## Your goal
Repeat all of the records verbatim.

==*==

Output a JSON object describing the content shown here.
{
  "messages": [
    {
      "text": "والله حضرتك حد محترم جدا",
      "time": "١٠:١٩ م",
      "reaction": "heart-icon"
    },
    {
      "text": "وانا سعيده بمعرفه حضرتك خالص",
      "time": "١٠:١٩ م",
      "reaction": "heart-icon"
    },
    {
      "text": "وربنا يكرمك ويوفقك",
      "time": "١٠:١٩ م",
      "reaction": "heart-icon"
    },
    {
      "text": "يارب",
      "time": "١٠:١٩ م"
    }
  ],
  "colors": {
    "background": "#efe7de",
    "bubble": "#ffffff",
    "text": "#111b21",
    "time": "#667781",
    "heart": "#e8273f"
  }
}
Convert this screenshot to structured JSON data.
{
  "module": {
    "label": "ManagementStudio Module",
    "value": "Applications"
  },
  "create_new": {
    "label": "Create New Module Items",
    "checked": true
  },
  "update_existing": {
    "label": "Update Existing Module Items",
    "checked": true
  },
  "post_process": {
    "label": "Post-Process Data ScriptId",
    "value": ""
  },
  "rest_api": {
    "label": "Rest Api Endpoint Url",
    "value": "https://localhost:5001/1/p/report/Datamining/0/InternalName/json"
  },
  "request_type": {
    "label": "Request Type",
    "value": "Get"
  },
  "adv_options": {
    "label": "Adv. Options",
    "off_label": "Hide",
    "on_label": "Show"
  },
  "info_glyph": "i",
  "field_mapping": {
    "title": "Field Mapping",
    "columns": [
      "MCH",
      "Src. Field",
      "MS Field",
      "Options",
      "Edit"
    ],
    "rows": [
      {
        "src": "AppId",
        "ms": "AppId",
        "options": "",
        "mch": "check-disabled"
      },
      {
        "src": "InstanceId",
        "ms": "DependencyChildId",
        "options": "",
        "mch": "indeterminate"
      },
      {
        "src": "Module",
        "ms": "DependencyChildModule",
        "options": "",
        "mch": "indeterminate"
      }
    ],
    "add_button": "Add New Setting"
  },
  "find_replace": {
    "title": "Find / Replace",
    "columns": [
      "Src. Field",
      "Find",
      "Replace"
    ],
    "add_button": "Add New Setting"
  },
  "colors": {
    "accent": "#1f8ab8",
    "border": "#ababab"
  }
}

==*==

## Written solution
Output a JSON object describing the content shown here.
{
  "messages": [
    {
      "text": "والله حضرتك حد محترم جدا",
      "time": "١٠:١٩ م",
      "reaction": "heart-icon"
    },
    {
      "text": "وانا سعيده بمعرفه حضرتك خالص",
      "time": "١٠:١٩ م",
      "reaction": "heart-icon"
    },
    {
      "text": "وربنا يكرمك ويوفقك",
      "time": "١٠:١٩ م",
      "reaction": "heart-icon"
    },
    {
      "text": "يارب",
      "time": "١٠:١٩ م"
    }
  ],
  "colors": {
    "background": "#efe7de",
    "bubble": "#ffffff",
    "text": "#111b21",
    "time": "#667781",
    "heart": "#e8273f"
  }
}
Convert this screenshot to structured JSON data.
{
  "module": {
    "label": "ManagementStudio Module",
    "value": "Applications"
  },
  "create_new": {
    "label": "Create New Module Items",
    "checked": true
  },
  "update_existing": {
    "label": "Update Existing Module Items",
    "checked": true
  },
  "post_process": {
    "label": "Post-Process Data ScriptId",
    "value": ""
  },
  "rest_api": {
    "label": "Rest Api Endpoint Url",
    "value": "https://localhost:5001/1/p/report/Datamining/0/InternalName/json"
  },
  "request_type": {
    "label": "Request Type",
    "value": "Get"
  },
  "adv_options": {
    "label": "Adv. Options",
    "off_label": "Hide",
    "on_label": "Show"
  },
  "info_glyph": "i",
  "field_mapping": {
    "title": "Field Mapping",
    "columns": [
      "MCH",
      "Src. Field",
      "MS Field",
      "Options",
      "Edit"
    ],
    "rows": [
      {
        "src": "AppId",
        "ms": "AppId",
        "options": "",
        "mch": "check-disabled"
      },
      {
        "src": "InstanceId",
        "ms": "DependencyChildId",
        "options": "",
        "mch": "indeterminate"
      },
      {
        "src": "Module",
        "ms": "DependencyChildModule",
        "options": "",
        "mch": "indeterminate"
      }
    ],
    "add_button": "Add New Setting"
  },
  "find_replace": {
    "title": "Find / Replace",
    "columns": [
      "Src. Field",
      "Find",
      "Replace"
    ],
    "add_button": "Add New Setting"
  },
  "colors": {
    "accent": "#1f8ab8",
    "border": "#ababab"
  }
}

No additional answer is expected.